▶ **Given problem a**:
Please pull out the records from their first line through the line containing "heading-pre-class-appreciation: 一、课前欣赏: [174, 528, 290, 550]", and reproduce every one of those lines verbatim, including both ends.
==============================
Introduce Keypoint Models: YoloXPose & RTMO #120

CuriousDolphin · 2025-07-10T14:30:25Z

Key Changes

✨ Introduce keypoints models

add RTMO-S/M/L-COCO keypoint pretrained model
example:

from focoos import ModelManager
from PIL import Image

im = "https://public.focoos.ai/samples/federer.jpg"
model = ModelManager.get("rtmo-s-coco")
detections = model.infer(im,annotate=True, threshold=0.5)
Image.fromarray(detections.image) # visualise or save annotated image

📷 Unified Inference API

Standardize infer Method Signatures

consistent infer() method across FocoosModel, InferModel, and RemoteModel with unified parameters: infer(image, threshold=0.5, annotate=False) and use unified image loader for infer methods (with also remote image support)
add default threshold to 0.5
Remove dependency on external annotate_image() function calls
Streamlined workflow: get detections and visual annotations in a single call

example torch and exported model:

from focoos import ModelManager, RuntimeType
from PIL import Image


im = "https://public.focoos.ai/samples/motogp.jpg" # remote image, can also be local path, numpy array, or PIL image
model = ModelManager.get("fai-detr-l-obj365")
detections = model.infer(im,annotate=True, threshold=0.5) # annotatate param 
# Image.fromarray(detections.image) # visualise or save annotated image

# export model
model = model.export(RuntimeType.ONNX_CUDA32)
res = model.infer(im, annotate=True, threshold=0.5)

Image.fromarray(detections.image) # visualise or save annotated image

example with remote inference:

from focoos import FocoosHUB
from PIL import Image

hub = FocoosHUB()
model_ref = "fai-detr-l-obj365" # use any of pretrained model on app.focoos.ai or your own model reference
remote_model = hub.get_remote_model(model_ref)

im = "https://public.focoos.ai/samples/federer.jpg"

detections = remote_model.infer(im,annotate=True, threshold=0.5)

Image.fromarray(detections.image) # visualise or save annotated image

Enhanced FocoosDetections Structure

add new image field: stores annotated results as base64 string or numpy array
migrated from Pydantic to pure Python dataclasses for better performance,
Improved serialization and memory usage
add new keypoints field
add pprint and print_infer methods to unify detections prints.

⌨️ CLI

add new CLI command: focoos gradio to launch a Gradio interface for image and video inference using Focoos pretrained models.

🕹️ Trainer

fix missing model preprocessing when amp=True (Automatic Mixed Precision) is enabled
add COSINE scheduler quadratic warmup
add KeypointEvaluator
enhance logging with additional info
Update Visualizer (preview hook) to save RGB images instead of BGR
Restore TensorBoard Hook

📖 ModelRegistry

model registry now support automatic loading json configs from registry folder instead of declare model configs manually

🏞️ Processor

add image_size into init instead of preprocess methods
improve image loader performance
add non-blocking image transfer
optimize preprocessor speed
add focoos palette to annotators

📖 Docs

add RTMO docs
update Readme, Docs and notebook with from focoos import x for all exported classes and functions instead of absolute path

- Renamed the internal activation function utility from `_get_activation_fn` to `get_activation_fn` for clarity and consistency. - Updated all references to the renamed function across the codebase to ensure proper functionality. - Enhanced the `get_activation_fn` function to accept a default activation parameter, improving flexibility in activation function selection.
==============================
▶ **Given problem b**:
Decide whether each statement below agrees with the release notes, answering yes or no and quoting the deciding words: (i) the infer method gets a default threshold of 0.5; (ii) the detections structure was moved from pure Python dataclasses to Pydantic; (iii) the Visualizer now saves BGR images instead of RGB.

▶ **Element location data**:
==============================
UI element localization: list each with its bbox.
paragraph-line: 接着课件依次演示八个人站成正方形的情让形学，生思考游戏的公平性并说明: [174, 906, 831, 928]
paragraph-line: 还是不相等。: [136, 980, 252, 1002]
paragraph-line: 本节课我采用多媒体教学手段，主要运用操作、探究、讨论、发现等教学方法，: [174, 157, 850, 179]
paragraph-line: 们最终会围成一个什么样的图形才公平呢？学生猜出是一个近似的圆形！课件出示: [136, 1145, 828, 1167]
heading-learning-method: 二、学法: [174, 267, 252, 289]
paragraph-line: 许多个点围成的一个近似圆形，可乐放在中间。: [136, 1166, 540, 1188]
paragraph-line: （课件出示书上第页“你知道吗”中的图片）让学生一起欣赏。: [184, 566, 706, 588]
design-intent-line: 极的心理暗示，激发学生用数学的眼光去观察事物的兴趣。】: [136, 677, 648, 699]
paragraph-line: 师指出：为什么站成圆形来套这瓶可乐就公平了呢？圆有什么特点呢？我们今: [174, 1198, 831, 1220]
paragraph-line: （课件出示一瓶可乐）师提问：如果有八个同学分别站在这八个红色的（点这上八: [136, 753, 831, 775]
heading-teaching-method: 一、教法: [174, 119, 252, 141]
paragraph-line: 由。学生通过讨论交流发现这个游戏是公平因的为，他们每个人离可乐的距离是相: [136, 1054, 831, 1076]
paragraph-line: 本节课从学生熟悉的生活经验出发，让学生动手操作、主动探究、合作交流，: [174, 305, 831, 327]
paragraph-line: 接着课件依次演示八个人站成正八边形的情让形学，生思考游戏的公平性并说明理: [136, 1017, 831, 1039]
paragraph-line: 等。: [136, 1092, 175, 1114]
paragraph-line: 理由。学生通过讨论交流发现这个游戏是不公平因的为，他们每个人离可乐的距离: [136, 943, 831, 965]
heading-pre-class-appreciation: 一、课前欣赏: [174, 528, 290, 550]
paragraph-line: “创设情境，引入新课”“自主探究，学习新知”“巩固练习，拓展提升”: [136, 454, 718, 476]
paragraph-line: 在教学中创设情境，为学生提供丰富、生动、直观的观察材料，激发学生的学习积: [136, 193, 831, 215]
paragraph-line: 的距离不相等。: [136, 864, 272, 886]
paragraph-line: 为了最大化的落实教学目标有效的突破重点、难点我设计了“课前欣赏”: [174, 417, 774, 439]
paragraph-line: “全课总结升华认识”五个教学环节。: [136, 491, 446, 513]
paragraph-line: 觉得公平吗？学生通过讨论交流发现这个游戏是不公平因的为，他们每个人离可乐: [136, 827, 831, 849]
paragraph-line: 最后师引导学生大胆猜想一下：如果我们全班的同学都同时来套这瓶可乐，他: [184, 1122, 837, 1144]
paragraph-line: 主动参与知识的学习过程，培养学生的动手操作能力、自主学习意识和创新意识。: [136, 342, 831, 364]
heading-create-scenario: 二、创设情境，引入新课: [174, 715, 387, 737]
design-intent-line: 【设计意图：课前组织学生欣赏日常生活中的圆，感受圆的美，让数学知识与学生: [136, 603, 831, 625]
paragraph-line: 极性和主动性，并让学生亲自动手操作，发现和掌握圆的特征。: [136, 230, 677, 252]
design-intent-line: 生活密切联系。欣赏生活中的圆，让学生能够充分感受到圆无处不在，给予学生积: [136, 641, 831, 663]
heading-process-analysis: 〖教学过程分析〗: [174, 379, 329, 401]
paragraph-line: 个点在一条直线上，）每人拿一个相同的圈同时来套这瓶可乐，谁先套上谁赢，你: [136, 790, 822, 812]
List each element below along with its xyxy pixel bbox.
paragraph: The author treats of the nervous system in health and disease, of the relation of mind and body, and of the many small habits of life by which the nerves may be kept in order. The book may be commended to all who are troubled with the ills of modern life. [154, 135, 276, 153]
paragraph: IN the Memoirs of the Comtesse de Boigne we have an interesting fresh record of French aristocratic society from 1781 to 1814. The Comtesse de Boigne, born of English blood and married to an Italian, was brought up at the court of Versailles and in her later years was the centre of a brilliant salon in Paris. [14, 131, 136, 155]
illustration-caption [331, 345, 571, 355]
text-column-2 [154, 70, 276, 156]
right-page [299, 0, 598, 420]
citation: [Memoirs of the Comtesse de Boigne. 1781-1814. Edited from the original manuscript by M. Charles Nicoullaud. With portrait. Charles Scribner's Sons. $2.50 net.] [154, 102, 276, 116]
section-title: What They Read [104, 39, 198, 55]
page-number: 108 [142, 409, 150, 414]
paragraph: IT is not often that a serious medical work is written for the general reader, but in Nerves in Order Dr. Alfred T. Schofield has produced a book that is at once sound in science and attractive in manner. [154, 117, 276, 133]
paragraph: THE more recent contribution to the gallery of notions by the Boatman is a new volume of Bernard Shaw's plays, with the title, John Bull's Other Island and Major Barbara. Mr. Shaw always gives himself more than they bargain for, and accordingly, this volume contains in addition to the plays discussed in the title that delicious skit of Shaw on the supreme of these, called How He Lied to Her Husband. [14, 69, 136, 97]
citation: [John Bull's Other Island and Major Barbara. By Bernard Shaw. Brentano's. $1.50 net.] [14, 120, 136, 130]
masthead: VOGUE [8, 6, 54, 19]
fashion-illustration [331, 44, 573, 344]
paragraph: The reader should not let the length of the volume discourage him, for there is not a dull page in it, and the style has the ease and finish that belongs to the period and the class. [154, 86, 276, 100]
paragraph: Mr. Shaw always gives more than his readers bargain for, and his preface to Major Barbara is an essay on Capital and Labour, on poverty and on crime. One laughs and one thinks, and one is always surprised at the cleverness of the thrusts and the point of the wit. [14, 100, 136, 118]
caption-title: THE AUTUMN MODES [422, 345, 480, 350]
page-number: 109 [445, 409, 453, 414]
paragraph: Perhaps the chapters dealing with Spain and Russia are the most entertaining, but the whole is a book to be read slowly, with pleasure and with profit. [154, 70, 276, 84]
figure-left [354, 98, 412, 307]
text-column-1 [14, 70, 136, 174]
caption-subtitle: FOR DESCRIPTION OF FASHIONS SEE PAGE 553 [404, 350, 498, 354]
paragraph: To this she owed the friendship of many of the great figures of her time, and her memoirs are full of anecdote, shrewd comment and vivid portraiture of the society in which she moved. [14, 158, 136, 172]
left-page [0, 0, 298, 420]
==============================
▶ **Reply a**:
UI element localization: list each with its bbox.
paragraph-line: 接着课件依次演示八个人站成正方形的情让形学，生思考游戏的公平性并说明: [174, 906, 831, 928]
paragraph-line: 还是不相等。: [136, 980, 252, 1002]
paragraph-line: 本节课我采用多媒体教学手段，主要运用操作、探究、讨论、发现等教学方法，: [174, 157, 850, 179]
paragraph-line: 们最终会围成一个什么样的图形才公平呢？学生猜出是一个近似的圆形！课件出示: [136, 1145, 828, 1167]
heading-learning-method: 二、学法: [174, 267, 252, 289]
paragraph-line: 许多个点围成的一个近似圆形，可乐放在中间。: [136, 1166, 540, 1188]
paragraph-line: （课件出示书上第页“你知道吗”中的图片）让学生一起欣赏。: [184, 566, 706, 588]
design-intent-line: 极的心理暗示，激发学生用数学的眼光去观察事物的兴趣。】: [136, 677, 648, 699]
paragraph-line: 师指出：为什么站成圆形来套这瓶可乐就公平了呢？圆有什么特点呢？我们今: [174, 1198, 831, 1220]
paragraph-line: （课件出示一瓶可乐）师提问：如果有八个同学分别站在这八个红色的（点这上八: [136, 753, 831, 775]
heading-teaching-method: 一、教法: [174, 119, 252, 141]
paragraph-line: 由。学生通过讨论交流发现这个游戏是公平因的为，他们每个人离可乐的距离是相: [136, 1054, 831, 1076]
paragraph-line: 本节课从学生熟悉的生活经验出发，让学生动手操作、主动探究、合作交流，: [174, 305, 831, 327]
paragraph-line: 接着课件依次演示八个人站成正八边形的情让形学，生思考游戏的公平性并说明理: [136, 1017, 831, 1039]
paragraph-line: 等。: [136, 1092, 175, 1114]
paragraph-line: 理由。学生通过讨论交流发现这个游戏是不公平因的为，他们每个人离可乐的距离: [136, 943, 831, 965]
heading-pre-class-appreciation: 一、课前欣赏: [174, 528, 290, 550]

▶ **Reply b**:
(i) Yes: "add default threshold to 0.5"
(ii) No: "migrated from Pydantic to pure Python dataclasses for better performance"
(iii) No: "Update Visualizer (preview hook) to save RGB images instead of BGR"